>> begin The data
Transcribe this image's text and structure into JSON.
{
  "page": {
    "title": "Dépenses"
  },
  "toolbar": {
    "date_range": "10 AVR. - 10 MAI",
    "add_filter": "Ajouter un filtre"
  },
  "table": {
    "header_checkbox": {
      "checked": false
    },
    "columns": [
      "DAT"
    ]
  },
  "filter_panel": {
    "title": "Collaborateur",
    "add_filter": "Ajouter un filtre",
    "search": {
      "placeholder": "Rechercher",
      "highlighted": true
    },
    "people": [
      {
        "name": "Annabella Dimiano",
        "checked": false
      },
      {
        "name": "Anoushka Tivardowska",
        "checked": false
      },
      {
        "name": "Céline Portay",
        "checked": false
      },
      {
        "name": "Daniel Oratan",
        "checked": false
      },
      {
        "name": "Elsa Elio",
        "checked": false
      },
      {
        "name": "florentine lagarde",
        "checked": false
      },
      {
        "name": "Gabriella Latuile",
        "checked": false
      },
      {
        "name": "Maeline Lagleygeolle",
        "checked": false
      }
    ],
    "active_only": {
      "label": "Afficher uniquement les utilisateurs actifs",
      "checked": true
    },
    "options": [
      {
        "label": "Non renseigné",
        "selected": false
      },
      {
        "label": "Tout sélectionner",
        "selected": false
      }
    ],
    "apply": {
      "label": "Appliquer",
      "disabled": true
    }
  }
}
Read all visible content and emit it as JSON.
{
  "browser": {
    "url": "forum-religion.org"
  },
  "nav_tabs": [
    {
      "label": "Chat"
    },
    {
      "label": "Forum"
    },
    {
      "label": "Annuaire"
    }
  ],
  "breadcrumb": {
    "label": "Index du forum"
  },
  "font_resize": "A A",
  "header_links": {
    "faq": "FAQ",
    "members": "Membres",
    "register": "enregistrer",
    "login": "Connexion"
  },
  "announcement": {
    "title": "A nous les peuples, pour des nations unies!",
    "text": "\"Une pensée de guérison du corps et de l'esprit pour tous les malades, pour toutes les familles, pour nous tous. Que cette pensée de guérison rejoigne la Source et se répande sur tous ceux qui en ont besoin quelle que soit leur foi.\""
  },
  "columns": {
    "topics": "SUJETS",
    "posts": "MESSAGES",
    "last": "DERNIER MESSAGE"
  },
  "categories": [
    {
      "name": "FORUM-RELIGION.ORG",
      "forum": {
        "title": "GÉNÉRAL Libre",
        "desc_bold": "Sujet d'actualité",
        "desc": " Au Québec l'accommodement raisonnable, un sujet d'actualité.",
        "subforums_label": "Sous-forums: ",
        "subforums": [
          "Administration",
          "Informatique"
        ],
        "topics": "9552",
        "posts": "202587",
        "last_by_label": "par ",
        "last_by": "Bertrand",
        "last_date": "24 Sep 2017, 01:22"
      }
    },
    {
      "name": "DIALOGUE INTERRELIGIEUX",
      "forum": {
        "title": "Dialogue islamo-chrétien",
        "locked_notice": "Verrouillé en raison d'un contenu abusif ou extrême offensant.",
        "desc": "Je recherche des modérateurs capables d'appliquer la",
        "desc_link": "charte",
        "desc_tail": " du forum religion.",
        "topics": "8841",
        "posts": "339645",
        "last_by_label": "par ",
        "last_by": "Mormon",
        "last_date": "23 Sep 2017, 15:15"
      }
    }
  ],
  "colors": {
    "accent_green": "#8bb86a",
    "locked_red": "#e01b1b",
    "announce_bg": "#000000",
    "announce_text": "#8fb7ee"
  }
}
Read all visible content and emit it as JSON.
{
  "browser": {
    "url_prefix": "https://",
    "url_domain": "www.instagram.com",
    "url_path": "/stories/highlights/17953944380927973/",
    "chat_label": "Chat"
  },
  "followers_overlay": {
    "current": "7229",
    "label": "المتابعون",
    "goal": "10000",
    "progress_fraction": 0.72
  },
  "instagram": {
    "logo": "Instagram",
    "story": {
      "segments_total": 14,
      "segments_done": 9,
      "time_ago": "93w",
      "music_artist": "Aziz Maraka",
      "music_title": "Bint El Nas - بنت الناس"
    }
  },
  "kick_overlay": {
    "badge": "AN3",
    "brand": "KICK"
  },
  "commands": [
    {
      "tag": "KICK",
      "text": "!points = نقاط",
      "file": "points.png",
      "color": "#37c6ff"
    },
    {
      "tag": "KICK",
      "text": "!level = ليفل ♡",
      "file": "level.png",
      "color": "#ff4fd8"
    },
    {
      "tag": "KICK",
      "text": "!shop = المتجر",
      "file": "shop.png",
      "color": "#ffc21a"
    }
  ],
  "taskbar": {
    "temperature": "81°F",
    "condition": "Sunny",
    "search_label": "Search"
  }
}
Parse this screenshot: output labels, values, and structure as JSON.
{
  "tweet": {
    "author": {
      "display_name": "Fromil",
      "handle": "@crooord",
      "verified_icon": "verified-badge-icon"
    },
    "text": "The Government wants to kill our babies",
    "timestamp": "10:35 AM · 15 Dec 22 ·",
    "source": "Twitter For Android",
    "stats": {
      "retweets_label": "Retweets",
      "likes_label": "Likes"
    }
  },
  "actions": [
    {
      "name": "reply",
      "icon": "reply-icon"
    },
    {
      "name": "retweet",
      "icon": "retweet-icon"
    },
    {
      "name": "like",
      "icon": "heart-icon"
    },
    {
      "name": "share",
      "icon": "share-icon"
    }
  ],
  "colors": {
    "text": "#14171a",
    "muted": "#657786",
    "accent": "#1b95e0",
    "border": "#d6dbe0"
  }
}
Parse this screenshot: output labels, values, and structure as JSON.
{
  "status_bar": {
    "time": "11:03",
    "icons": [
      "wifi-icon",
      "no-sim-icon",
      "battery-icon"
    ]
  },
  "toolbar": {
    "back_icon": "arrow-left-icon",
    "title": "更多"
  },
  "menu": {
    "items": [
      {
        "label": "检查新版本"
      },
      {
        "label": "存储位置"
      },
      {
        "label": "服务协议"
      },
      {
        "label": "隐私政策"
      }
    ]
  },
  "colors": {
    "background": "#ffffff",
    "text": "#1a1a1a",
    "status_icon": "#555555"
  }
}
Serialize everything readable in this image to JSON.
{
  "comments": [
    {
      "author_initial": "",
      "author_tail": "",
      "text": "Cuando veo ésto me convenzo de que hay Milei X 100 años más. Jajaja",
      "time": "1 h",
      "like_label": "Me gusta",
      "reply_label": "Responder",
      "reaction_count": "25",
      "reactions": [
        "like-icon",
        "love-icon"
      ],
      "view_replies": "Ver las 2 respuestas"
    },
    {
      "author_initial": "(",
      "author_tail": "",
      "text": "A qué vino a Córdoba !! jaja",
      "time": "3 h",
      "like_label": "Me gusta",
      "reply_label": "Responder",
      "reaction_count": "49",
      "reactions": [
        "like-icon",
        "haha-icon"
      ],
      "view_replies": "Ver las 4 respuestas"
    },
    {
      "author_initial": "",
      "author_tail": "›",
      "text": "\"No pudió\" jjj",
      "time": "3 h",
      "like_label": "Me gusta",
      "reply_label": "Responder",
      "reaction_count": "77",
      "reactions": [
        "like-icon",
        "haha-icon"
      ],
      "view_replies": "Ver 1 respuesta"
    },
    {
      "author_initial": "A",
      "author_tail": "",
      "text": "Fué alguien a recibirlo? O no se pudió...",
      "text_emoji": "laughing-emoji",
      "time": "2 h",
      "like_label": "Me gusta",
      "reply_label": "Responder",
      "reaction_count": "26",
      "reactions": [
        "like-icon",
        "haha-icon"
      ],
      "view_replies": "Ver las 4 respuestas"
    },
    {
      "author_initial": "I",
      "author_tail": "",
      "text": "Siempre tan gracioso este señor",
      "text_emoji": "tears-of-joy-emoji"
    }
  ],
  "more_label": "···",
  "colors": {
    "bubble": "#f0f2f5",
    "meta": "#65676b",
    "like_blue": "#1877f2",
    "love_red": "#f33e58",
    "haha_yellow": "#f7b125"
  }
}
>> end The data
Track down the lines that include the word "true" and copy them.

      "highlighted": true
      "checked": true
      "disabled": true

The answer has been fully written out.